§ **GOAL**:
Every line below that holds the string "níže" should be copied out.

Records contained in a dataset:
☆ ☆ ☆ ☆
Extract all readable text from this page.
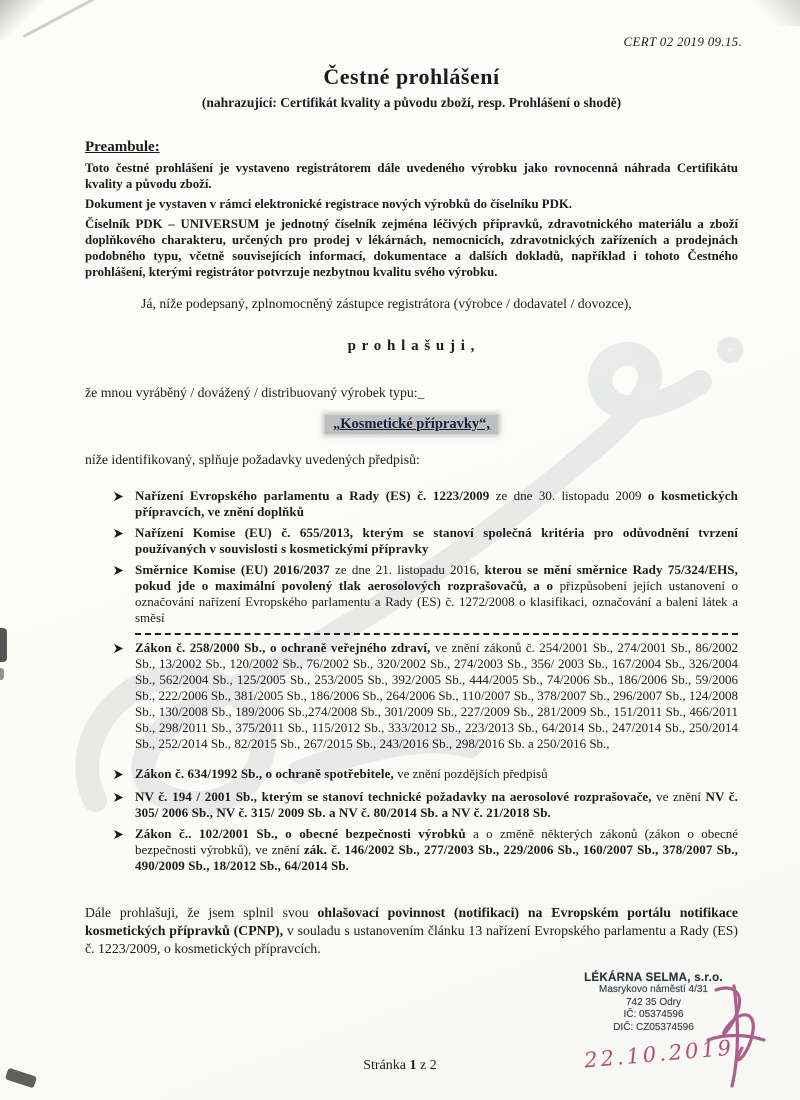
CERT 02 2019 09.15.
Čestné prohlášení
(nahrazující: Certifikát kvality a původu zboží, resp. Prohlášení o shodě)
Preambule:

Toto čestné prohlášení je vystaveno registrátorem dále uvedeného výrobku jako rovnocenná náhrada Certifikátu kvality a původu zboží.

Dokument je vystaven v rámci elektronické registrace nových výrobků do číselníku PDK.

Číselník PDK – UNIVERSUM je jednotný číselník zejména léčivých přípravků, zdravotnického materiálu a zboží doplňkového charakteru, určených pro prodej v lékárnách, nemocnicích, zdravotnických zařízeních a prodejnách podobného typu, včetně souvisejících informací, dokumentace a dalších dokladů, například i tohoto Čestného prohlášení, kterými registrátor potvrzuje nezbytnou kvalitu svého výrobku.

Já, níže podepsaný, zplnomocněný zástupce registrátora (výrobce / dodavatel / dovozce),
p r o h l a š u j i ,
že mnou vyráběný / dovážený / distribuovaný výrobek typu:_
„Kosmetické přípravky“,
níže identifikovaný, splňuje požadavky uvedených předpisů:
Nařízení Evropského parlamentu a Rady (ES) č. 1223/2009 ze dne 30. listopadu 2009 o kosmetických přípravcích, ve znění doplňků
Nařízení Komise (EU) č. 655/2013, kterým se stanoví společná kritéria pro odůvodnění tvrzení používaných v souvislosti s kosmetickými přípravky
Směrnice Komise (EU) 2016/2037 ze dne 21. listopadu 2016, kterou se mění směrnice Rady 75/324/EHS, pokud jde o maximální povolený tlak aerosolových rozprašovačů, a o přizpůsobení jejích ustanovení o označování nařízení Evropského parlamentu a Rady (ES) č. 1272/2008 o klasifikaci, označování a balení látek a směsí
Zákon č. 258/2000 Sb., o ochraně veřejného zdraví, ve znění zákonů č. 254/2001 Sb., 274/2001 Sb., 86/2002 Sb., 13/2002 Sb., 120/2002 Sb., 76/2002 Sb., 320/2002 Sb., 274/2003 Sb., 356/ 2003 Sb., 167/2004 Sb., 326/2004 Sb., 562/2004 Sb., 125/2005 Sb., 253/2005 Sb., 392/2005 Sb., 444/2005 Sb., 74/2006 Sb., 186/2006 Sb., 59/2006 Sb., 222/2006 Sb., 381/2005 Sb., 186/2006 Sb., 264/2006 Sb., 110/2007 Sb., 378/2007 Sb., 296/2007 Sb., 124/2008 Sb., 130/2008 Sb., 189/2006 Sb.,274/2008 Sb., 301/2009 Sb., 227/2009 Sb., 281/2009 Sb., 151/2011 Sb., 466/2011 Sb., 298/2011 Sb., 375/2011 Sb., 115/2012 Sb., 333/2012 Sb., 223/2013 Sb., 64/2014 Sb., 247/2014 Sb., 250/2014 Sb., 252/2014 Sb., 82/2015 Sb., 267/2015 Sb., 243/2016 Sb., 298/2016 Sb. a 250/2016 Sb.,
Zákon č. 634/1992 Sb., o ochraně spotřebitele, ve znění pozdějších předpisů
NV č. 194 / 2001 Sb., kterým se stanoví technické požadavky na aerosolové rozprašovače, ve znění NV č. 305/ 2006 Sb., NV č. 315/ 2009 Sb. a NV č. 80/2014 Sb. a NV č. 21/2018 Sb.
Zákon č.. 102/2001 Sb., o obecné bezpečnosti výrobků a o změně některých zákonů (zákon o obecné bezpečnosti výrobků), ve znění zák. č. 146/2002 Sb., 277/2003 Sb., 229/2006 Sb., 160/2007 Sb., 378/2007 Sb., 490/2009 Sb., 18/2012 Sb., 64/2014 Sb.
Dále prohlašuji, že jsem splnil svou ohlašovací povinnost (notifikaci) na Evropském portálu notifikace kosmetických přípravků (CPNP), v souladu s ustanovením článku 13 nařízení Evropského parlamentu a Rady (ES) č. 1223/2009, o kosmetických přípravcích.
LÉKÁRNA SELMA, s.r.o.
Masrykovo náměstí 4/31
742 35 Odry
IČ: 05374596
DIČ: CZ05374596
22.10.2019
Stránka 1 z 2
☆ ☆ ☆ ☆
§ **WRITTEN ANSWER**:
Já, níže podepsaný, zplnomocněný zástupce registrátora (výrobce / dodavatel / dovozce),
níže identifikovaný, splňuje požadavky uvedených předpisů:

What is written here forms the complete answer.